> Exercise instructions
Type out every line below exactly as it reads.

===

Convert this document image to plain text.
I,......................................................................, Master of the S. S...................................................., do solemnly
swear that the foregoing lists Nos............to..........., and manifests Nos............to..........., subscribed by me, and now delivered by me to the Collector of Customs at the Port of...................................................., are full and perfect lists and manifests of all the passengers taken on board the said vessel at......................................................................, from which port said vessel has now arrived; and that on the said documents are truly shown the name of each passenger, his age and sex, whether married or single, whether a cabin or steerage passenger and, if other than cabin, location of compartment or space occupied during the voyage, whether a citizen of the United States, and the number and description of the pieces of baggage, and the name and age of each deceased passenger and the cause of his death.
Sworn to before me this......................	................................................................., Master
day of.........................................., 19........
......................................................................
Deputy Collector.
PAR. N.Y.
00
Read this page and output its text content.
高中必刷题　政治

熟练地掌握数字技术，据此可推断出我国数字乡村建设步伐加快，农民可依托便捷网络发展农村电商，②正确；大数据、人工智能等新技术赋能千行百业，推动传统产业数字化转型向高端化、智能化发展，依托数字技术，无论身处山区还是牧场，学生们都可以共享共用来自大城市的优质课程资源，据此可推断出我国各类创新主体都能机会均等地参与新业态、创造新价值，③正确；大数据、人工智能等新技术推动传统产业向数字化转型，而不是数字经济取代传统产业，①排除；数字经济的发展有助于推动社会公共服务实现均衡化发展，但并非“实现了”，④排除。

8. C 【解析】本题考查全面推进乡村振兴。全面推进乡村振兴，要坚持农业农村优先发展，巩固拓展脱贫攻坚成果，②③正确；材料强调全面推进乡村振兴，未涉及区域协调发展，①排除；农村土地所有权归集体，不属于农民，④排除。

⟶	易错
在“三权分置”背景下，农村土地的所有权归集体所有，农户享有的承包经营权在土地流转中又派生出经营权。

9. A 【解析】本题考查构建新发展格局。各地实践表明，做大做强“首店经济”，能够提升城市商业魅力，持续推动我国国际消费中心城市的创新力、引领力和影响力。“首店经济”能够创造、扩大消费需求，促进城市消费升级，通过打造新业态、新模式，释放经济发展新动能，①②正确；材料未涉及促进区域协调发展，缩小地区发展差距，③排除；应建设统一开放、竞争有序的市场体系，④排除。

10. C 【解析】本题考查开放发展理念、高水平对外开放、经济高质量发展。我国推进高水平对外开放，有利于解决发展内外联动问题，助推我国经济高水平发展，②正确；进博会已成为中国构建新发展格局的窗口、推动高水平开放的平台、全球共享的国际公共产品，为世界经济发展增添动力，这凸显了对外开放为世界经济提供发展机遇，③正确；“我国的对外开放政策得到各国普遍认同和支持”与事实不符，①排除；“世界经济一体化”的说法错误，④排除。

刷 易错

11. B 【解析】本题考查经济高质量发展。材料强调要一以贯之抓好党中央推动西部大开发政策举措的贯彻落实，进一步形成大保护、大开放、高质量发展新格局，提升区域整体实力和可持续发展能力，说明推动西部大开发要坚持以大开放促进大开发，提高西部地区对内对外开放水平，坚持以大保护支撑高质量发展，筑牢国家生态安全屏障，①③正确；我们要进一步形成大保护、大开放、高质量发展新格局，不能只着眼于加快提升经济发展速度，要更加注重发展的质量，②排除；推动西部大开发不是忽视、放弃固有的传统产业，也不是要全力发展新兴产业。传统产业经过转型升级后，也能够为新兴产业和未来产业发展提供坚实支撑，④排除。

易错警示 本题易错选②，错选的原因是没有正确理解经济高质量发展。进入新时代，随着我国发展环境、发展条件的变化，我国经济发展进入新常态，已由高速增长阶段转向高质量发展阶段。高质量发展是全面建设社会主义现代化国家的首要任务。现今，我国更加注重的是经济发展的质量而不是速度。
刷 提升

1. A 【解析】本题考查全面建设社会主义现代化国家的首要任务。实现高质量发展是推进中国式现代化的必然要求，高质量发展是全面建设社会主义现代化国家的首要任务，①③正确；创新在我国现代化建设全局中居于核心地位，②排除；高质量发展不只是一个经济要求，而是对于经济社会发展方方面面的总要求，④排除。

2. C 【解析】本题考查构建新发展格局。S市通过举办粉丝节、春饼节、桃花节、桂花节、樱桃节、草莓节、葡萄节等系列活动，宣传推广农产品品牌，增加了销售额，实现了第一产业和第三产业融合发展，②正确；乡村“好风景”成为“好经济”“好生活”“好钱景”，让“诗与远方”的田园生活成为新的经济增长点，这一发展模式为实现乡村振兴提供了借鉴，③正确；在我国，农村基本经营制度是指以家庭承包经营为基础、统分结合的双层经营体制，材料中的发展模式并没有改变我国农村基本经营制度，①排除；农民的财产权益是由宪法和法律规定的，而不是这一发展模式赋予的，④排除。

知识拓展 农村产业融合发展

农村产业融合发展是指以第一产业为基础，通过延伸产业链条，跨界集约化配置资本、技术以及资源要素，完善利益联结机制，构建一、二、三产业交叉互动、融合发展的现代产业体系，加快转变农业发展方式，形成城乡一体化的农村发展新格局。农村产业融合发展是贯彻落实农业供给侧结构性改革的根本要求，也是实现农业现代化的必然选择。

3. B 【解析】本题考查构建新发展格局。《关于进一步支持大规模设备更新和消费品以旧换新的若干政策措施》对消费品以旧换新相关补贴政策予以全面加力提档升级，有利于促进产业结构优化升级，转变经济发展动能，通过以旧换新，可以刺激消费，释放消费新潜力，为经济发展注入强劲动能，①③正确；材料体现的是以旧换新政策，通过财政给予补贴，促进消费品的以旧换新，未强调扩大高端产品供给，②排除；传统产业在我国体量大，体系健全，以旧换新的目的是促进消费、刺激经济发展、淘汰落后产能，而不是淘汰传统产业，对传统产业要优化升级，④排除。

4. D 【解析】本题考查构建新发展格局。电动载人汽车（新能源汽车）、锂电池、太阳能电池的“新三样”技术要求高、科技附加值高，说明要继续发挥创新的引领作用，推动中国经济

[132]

===

> The answer
Convert this document image to plain text.
I,......................................................................, Master of the S. S...................................................., do solemnly
swear that the foregoing lists Nos............to..........., and manifests Nos............to..........., subscribed by me, and now delivered by me to the Collector of Customs at the Port of...................................................., are full and perfect lists and manifests of all the passengers taken on board the said vessel at......................................................................, from which port said vessel has now arrived; and that on the said documents are truly shown the name of each passenger, his age and sex, whether married or single, whether a cabin or steerage passenger and, if other than cabin, location of compartment or space occupied during the voyage, whether a citizen of the United States, and the number and description of the pieces of baggage, and the name and age of each deceased passenger and the cause of his death.
Sworn to before me this......................	................................................................., Master
day of.........................................., 19........
......................................................................
Deputy Collector.
PAR. N.Y.
00
Read this page and output its text content.
高中必刷题　政治

熟练地掌握数字技术，据此可推断出我国数字乡村建设步伐加快，农民可依托便捷网络发展农村电商，②正确；大数据、人工智能等新技术赋能千行百业，推动传统产业数字化转型向高端化、智能化发展，依托数字技术，无论身处山区还是牧场，学生们都可以共享共用来自大城市的优质课程资源，据此可推断出我国各类创新主体都能机会均等地参与新业态、创造新价值，③正确；大数据、人工智能等新技术推动传统产业向数字化转型，而不是数字经济取代传统产业，①排除；数字经济的发展有助于推动社会公共服务实现均衡化发展，但并非“实现了”，④排除。

8. C 【解析】本题考查全面推进乡村振兴。全面推进乡村振兴，要坚持农业农村优先发展，巩固拓展脱贫攻坚成果，②③正确；材料强调全面推进乡村振兴，未涉及区域协调发展，①排除；农村土地所有权归集体，不属于农民，④排除。

⟶	易错
在“三权分置”背景下，农村土地的所有权归集体所有，农户享有的承包经营权在土地流转中又派生出经营权。

9. A 【解析】本题考查构建新发展格局。各地实践表明，做大做强“首店经济”，能够提升城市商业魅力，持续推动我国国际消费中心城市的创新力、引领力和影响力。“首店经济”能够创造、扩大消费需求，促进城市消费升级，通过打造新业态、新模式，释放经济发展新动能，①②正确；材料未涉及促进区域协调发展，缩小地区发展差距，③排除；应建设统一开放、竞争有序的市场体系，④排除。

10. C 【解析】本题考查开放发展理念、高水平对外开放、经济高质量发展。我国推进高水平对外开放，有利于解决发展内外联动问题，助推我国经济高水平发展，②正确；进博会已成为中国构建新发展格局的窗口、推动高水平开放的平台、全球共享的国际公共产品，为世界经济发展增添动力，这凸显了对外开放为世界经济提供发展机遇，③正确；“我国的对外开放政策得到各国普遍认同和支持”与事实不符，①排除；“世界经济一体化”的说法错误，④排除。

刷 易错

11. B 【解析】本题考查经济高质量发展。材料强调要一以贯之抓好党中央推动西部大开发政策举措的贯彻落实，进一步形成大保护、大开放、高质量发展新格局，提升区域整体实力和可持续发展能力，说明推动西部大开发要坚持以大开放促进大开发，提高西部地区对内对外开放水平，坚持以大保护支撑高质量发展，筑牢国家生态安全屏障，①③正确；我们要进一步形成大保护、大开放、高质量发展新格局，不能只着眼于加快提升经济发展速度，要更加注重发展的质量，②排除；推动西部大开发不是忽视、放弃固有的传统产业，也不是要全力发展新兴产业。传统产业经过转型升级后，也能够为新兴产业和未来产业发展提供坚实支撑，④排除。

易错警示 本题易错选②，错选的原因是没有正确理解经济高质量发展。进入新时代，随着我国发展环境、发展条件的变化，我国经济发展进入新常态，已由高速增长阶段转向高质量发展阶段。高质量发展是全面建设社会主义现代化国家的首要任务。现今，我国更加注重的是经济发展的质量而不是速度。
刷 提升

1. A 【解析】本题考查全面建设社会主义现代化国家的首要任务。实现高质量发展是推进中国式现代化的必然要求，高质量发展是全面建设社会主义现代化国家的首要任务，①③正确；创新在我国现代化建设全局中居于核心地位，②排除；高质量发展不只是一个经济要求，而是对于经济社会发展方方面面的总要求，④排除。

2. C 【解析】本题考查构建新发展格局。S市通过举办粉丝节、春饼节、桃花节、桂花节、樱桃节、草莓节、葡萄节等系列活动，宣传推广农产品品牌，增加了销售额，实现了第一产业和第三产业融合发展，②正确；乡村“好风景”成为“好经济”“好生活”“好钱景”，让“诗与远方”的田园生活成为新的经济增长点，这一发展模式为实现乡村振兴提供了借鉴，③正确；在我国，农村基本经营制度是指以家庭承包经营为基础、统分结合的双层经营体制，材料中的发展模式并没有改变我国农村基本经营制度，①排除；农民的财产权益是由宪法和法律规定的，而不是这一发展模式赋予的，④排除。

知识拓展 农村产业融合发展

农村产业融合发展是指以第一产业为基础，通过延伸产业链条，跨界集约化配置资本、技术以及资源要素，完善利益联结机制，构建一、二、三产业交叉互动、融合发展的现代产业体系，加快转变农业发展方式，形成城乡一体化的农村发展新格局。农村产业融合发展是贯彻落实农业供给侧结构性改革的根本要求，也是实现农业现代化的必然选择。

3. B 【解析】本题考查构建新发展格局。《关于进一步支持大规模设备更新和消费品以旧换新的若干政策措施》对消费品以旧换新相关补贴政策予以全面加力提档升级，有利于促进产业结构优化升级，转变经济发展动能，通过以旧换新，可以刺激消费，释放消费新潜力，为经济发展注入强劲动能，①③正确；材料体现的是以旧换新政策，通过财政给予补贴，促进消费品的以旧换新，未强调扩大高端产品供给，②排除；传统产业在我国体量大，体系健全，以旧换新的目的是促进消费、刺激经济发展、淘汰落后产能，而不是淘汰传统产业，对传统产业要优化升级，④排除。

4. D 【解析】本题考查构建新发展格局。电动载人汽车（新能源汽车）、锂电池、太阳能电池的“新三样”技术要求高、科技附加值高，说明要继续发挥创新的引领作用，推动中国经济

[132]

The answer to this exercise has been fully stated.